▸ **Work to be completed**: Copy out the records once more, from the line with "menu-item-label: Result Placeholder" up to and including the line with "play-circle-icon bbox=[1077, 59, 1117, 105]", keeping every character the same.

▸ **Information shown**:

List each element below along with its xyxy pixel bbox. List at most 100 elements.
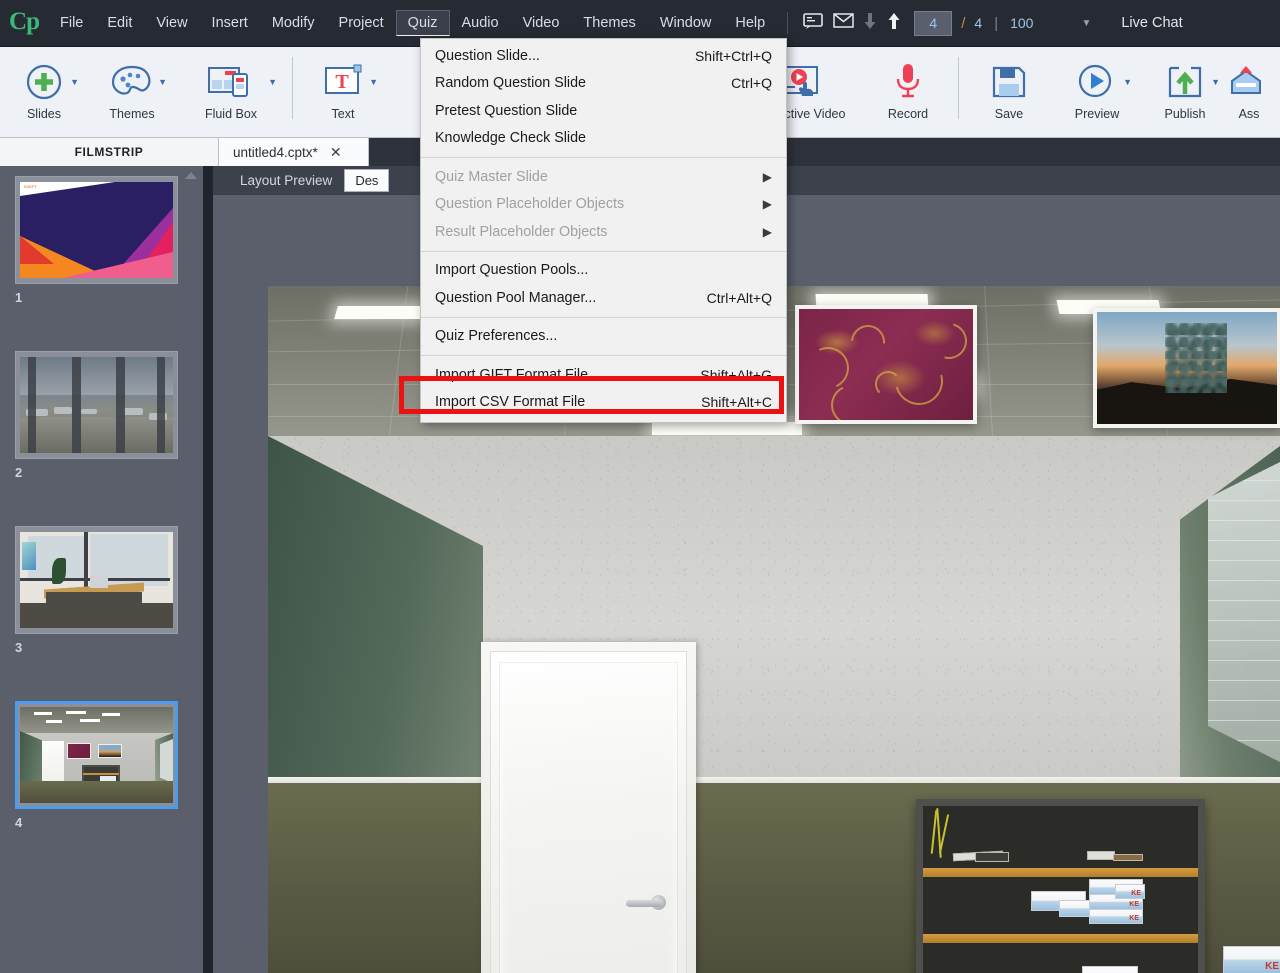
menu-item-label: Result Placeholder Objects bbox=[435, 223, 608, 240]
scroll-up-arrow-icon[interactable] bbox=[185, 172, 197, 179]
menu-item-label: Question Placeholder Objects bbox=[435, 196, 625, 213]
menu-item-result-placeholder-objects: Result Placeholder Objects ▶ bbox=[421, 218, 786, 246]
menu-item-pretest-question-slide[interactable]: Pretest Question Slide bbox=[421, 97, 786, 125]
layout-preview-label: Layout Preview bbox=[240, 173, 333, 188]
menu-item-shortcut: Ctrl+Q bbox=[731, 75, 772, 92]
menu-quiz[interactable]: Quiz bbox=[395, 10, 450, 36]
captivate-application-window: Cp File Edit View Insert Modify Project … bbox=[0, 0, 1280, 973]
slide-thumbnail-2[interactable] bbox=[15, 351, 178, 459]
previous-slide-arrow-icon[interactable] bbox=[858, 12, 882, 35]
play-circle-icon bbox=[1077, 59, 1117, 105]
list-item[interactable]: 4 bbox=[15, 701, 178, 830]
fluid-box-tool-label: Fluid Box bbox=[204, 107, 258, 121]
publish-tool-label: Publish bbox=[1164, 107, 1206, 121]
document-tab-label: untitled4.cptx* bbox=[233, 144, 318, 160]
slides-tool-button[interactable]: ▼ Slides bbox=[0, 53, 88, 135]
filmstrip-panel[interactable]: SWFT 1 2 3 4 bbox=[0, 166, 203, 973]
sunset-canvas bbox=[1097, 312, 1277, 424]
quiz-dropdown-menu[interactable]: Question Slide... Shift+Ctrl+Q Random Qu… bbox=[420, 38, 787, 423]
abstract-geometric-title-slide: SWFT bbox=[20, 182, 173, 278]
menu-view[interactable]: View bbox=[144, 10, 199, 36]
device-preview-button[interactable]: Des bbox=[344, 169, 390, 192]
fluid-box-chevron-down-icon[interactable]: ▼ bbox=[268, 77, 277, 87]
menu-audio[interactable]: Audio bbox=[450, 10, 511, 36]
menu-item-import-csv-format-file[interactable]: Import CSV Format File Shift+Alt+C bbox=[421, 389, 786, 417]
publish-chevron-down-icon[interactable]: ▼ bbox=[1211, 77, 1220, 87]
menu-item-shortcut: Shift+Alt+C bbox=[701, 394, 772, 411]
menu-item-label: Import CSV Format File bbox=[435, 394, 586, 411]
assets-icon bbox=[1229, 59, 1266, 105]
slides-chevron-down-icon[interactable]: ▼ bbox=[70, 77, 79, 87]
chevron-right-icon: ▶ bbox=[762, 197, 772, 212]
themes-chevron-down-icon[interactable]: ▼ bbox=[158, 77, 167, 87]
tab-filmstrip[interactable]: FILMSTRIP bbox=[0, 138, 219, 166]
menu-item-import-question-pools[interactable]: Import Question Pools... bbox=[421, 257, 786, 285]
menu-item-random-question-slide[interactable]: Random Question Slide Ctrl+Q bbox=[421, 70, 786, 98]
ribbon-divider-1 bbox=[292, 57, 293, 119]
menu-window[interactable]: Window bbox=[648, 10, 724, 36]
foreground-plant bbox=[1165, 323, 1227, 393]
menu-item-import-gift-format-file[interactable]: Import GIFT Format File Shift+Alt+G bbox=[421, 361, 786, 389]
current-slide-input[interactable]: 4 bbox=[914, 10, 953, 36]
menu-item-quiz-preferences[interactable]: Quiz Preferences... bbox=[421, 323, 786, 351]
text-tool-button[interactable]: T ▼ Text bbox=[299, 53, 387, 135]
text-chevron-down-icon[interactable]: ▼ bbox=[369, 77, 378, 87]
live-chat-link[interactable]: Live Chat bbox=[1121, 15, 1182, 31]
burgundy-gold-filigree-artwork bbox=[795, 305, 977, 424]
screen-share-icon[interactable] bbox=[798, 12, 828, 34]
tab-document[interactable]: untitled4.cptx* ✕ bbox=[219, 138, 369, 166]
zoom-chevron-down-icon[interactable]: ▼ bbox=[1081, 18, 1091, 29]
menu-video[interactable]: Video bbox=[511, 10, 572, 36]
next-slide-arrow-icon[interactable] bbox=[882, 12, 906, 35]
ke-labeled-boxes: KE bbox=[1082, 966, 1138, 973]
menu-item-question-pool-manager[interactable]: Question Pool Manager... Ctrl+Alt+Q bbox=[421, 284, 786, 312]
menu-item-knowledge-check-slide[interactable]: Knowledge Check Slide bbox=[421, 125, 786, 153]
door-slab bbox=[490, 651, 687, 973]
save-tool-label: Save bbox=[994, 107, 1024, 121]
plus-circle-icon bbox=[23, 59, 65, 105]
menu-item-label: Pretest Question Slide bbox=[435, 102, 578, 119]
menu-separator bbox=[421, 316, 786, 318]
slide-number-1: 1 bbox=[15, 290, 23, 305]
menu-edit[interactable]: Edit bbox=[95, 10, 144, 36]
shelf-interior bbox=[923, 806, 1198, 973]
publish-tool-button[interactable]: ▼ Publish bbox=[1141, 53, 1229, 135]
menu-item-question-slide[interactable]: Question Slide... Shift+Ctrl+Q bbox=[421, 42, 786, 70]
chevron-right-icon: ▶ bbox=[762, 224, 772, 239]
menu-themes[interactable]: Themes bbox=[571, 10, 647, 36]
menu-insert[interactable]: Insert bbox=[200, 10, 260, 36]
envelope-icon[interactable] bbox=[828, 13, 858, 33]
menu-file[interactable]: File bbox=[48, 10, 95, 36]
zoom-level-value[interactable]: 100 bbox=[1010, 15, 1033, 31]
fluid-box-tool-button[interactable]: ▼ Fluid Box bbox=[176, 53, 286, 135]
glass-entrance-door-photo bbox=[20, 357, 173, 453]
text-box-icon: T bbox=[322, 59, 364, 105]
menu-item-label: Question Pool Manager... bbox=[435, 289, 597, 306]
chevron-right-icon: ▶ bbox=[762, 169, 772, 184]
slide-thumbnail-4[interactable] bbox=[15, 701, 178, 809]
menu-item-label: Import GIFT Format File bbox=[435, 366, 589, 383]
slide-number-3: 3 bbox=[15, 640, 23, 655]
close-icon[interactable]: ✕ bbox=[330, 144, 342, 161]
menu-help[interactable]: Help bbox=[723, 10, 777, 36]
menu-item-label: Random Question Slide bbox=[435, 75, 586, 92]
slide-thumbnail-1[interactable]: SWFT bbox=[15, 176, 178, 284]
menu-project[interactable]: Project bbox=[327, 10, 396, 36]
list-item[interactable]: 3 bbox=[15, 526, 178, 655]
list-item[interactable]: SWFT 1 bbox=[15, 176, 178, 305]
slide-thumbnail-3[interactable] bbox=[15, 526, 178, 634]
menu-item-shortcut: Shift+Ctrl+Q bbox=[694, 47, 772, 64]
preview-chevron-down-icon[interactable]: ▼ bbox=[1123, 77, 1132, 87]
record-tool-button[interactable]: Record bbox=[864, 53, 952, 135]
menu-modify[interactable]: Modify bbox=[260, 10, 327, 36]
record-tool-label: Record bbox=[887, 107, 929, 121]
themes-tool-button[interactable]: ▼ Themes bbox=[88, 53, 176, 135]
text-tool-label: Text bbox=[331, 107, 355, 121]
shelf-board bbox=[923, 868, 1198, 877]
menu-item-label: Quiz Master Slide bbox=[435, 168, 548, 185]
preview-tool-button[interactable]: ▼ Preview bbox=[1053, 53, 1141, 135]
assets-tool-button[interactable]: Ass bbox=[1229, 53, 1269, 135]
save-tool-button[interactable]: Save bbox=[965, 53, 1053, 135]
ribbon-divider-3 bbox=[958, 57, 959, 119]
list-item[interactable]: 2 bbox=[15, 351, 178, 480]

▸ **Response**:
menu-item-label: Result Placeholder Objects bbox=[435, 223, 608, 240]
scroll-up-arrow-icon[interactable] bbox=[185, 172, 197, 179]
menu-item-label: Question Placeholder Objects bbox=[435, 196, 625, 213]
menu-item-result-placeholder-objects: Result Placeholder Objects ▶ bbox=[421, 218, 786, 246]
menu-item-pretest-question-slide[interactable]: Pretest Question Slide bbox=[421, 97, 786, 125]
layout-preview-label: Layout Preview bbox=[240, 173, 333, 188]
menu-item-shortcut: Ctrl+Q bbox=[731, 75, 772, 92]
menu-quiz[interactable]: Quiz bbox=[395, 10, 450, 36]
captivate-application-window: Cp File Edit View Insert Modify Project … bbox=[0, 0, 1280, 973]
slide-thumbnail-2[interactable] bbox=[15, 351, 178, 459]
previous-slide-arrow-icon[interactable] bbox=[858, 12, 882, 35]
play-circle-icon bbox=[1077, 59, 1117, 105]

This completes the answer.